Return the number of lines in which the word "follows" appears; add nothing else.

Extracted data entries:
▼▼▼
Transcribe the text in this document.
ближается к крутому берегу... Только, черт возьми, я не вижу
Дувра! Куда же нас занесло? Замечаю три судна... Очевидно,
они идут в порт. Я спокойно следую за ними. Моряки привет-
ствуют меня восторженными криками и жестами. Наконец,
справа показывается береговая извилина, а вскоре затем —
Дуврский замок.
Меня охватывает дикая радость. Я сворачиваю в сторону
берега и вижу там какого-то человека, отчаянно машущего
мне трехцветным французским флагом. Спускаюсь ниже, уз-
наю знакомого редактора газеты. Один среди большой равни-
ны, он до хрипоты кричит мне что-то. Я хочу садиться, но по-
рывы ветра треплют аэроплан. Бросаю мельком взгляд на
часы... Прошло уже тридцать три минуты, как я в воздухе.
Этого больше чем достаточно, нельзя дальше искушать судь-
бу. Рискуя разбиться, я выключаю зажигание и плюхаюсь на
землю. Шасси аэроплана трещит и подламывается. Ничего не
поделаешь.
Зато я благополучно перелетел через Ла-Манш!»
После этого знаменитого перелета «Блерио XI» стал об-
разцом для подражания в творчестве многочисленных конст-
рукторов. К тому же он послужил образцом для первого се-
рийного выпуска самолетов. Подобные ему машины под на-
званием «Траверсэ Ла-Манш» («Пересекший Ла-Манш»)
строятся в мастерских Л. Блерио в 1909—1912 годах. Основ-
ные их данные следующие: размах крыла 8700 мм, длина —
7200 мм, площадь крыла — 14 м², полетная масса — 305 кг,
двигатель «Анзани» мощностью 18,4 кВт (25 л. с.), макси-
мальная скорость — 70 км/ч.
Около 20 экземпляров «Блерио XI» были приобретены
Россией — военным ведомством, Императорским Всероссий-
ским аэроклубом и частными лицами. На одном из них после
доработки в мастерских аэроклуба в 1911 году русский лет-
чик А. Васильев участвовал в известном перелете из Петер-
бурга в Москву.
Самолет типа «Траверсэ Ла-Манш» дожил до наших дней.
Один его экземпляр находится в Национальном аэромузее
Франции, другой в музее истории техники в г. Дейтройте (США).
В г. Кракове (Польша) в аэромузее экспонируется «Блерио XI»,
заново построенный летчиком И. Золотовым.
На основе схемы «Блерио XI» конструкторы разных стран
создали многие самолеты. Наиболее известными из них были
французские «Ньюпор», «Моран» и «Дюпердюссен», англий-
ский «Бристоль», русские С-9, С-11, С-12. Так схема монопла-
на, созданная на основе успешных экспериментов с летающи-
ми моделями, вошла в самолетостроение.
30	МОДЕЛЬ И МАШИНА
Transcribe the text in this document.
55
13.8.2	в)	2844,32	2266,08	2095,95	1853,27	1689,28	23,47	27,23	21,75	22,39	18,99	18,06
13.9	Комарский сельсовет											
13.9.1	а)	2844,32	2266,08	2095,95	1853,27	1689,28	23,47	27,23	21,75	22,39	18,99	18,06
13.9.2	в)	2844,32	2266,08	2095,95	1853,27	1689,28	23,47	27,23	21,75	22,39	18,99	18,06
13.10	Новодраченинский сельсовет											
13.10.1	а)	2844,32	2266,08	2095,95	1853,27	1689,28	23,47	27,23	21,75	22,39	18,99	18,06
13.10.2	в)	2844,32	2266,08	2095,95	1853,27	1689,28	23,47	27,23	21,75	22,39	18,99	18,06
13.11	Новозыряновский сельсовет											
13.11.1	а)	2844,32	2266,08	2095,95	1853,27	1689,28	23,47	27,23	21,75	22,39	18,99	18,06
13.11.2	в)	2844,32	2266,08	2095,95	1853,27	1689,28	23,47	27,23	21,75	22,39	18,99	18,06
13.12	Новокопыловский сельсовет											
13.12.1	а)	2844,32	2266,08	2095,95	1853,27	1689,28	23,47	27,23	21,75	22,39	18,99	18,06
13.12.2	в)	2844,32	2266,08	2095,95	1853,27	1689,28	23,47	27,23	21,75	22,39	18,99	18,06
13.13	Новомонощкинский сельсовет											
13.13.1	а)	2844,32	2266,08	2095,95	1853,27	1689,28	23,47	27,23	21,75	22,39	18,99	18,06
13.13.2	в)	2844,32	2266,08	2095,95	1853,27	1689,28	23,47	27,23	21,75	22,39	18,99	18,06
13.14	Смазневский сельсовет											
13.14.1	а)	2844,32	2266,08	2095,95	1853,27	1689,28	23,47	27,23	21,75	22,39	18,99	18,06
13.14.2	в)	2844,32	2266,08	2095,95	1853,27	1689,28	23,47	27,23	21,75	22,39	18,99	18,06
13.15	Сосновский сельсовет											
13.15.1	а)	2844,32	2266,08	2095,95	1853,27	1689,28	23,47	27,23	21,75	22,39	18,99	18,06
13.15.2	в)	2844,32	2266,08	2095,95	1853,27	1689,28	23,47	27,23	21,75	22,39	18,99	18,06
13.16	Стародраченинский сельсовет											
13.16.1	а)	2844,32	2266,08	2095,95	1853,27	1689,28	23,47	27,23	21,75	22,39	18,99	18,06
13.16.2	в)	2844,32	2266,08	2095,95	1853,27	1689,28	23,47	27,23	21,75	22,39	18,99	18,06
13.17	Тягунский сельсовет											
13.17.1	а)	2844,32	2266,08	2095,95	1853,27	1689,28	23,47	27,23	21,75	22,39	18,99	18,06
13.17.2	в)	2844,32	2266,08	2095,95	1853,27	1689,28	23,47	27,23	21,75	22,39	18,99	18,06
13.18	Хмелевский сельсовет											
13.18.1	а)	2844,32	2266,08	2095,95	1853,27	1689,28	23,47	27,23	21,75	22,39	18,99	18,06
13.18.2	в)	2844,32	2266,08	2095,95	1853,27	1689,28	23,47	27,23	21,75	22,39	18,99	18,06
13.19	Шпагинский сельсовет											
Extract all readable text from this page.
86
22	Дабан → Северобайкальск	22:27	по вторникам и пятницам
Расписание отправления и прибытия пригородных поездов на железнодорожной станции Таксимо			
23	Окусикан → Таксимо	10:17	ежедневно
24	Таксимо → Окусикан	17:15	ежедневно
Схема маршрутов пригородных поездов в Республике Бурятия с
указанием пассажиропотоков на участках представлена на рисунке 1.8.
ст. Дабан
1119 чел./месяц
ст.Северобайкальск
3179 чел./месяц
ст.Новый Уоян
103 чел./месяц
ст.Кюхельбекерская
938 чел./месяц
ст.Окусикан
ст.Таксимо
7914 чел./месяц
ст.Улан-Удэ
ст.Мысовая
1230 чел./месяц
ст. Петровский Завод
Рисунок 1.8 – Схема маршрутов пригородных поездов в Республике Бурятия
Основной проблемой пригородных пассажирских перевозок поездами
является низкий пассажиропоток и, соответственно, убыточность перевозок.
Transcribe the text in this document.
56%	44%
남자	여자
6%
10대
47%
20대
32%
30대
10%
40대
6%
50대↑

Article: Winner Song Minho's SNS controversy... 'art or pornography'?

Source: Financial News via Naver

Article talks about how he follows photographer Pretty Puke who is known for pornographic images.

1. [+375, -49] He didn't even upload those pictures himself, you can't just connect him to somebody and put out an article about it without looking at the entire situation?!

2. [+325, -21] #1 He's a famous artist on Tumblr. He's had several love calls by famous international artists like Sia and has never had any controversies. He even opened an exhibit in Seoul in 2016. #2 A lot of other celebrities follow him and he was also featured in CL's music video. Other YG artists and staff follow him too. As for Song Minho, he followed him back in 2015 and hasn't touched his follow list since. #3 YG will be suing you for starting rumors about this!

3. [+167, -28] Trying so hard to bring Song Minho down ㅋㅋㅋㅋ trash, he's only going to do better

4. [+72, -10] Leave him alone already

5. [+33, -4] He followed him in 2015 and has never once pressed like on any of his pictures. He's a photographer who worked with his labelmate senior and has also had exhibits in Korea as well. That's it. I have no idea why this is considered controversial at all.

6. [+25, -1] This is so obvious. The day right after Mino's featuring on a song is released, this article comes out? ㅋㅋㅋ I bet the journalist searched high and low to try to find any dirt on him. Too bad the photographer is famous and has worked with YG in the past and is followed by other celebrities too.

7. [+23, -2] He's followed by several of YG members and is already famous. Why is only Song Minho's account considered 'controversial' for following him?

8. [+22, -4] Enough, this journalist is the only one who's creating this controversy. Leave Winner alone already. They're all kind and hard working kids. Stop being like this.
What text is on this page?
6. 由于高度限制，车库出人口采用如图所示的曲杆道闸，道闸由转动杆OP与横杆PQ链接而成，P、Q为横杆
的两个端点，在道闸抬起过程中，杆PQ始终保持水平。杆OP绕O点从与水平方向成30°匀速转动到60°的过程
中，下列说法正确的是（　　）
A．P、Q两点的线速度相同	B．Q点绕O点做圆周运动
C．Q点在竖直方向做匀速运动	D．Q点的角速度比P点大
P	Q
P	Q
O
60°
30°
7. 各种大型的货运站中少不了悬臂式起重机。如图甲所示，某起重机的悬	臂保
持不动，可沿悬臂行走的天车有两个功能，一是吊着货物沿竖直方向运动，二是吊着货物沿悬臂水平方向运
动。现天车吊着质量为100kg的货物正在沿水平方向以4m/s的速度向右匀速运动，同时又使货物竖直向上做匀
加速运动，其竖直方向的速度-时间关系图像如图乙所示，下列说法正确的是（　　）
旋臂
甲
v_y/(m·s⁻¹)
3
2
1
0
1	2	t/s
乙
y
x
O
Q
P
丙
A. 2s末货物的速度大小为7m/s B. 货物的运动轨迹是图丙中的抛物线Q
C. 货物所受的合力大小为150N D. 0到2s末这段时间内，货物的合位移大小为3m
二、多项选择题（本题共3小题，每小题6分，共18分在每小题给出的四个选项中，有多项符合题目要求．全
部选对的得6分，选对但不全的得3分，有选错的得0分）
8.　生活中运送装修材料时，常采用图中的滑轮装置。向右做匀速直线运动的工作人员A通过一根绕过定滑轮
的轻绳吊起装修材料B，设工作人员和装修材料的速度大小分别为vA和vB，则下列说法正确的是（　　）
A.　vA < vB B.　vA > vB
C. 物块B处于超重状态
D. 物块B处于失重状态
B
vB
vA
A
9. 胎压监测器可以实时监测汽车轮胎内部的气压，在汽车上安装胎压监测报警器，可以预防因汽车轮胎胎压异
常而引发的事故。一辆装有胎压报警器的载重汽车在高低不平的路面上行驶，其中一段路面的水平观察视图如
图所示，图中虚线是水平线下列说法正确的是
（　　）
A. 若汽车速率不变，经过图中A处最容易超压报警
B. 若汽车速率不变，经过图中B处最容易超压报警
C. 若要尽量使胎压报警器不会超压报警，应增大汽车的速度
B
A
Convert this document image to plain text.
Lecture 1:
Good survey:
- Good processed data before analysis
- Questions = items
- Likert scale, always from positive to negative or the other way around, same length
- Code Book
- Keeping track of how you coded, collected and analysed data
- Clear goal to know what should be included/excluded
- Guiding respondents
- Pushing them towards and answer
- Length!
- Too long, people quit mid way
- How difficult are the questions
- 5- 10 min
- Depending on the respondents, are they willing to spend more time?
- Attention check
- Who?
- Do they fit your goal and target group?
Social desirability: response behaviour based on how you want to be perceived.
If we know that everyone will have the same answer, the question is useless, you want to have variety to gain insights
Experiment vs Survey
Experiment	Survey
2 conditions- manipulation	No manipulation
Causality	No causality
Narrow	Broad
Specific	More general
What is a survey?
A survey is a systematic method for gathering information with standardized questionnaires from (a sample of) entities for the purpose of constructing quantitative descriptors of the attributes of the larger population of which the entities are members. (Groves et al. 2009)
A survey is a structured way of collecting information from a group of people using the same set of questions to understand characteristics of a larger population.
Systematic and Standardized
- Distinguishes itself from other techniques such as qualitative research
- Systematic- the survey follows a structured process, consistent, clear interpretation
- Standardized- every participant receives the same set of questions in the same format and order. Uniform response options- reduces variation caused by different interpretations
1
▲▲▲
● RIGHT ANSWER
2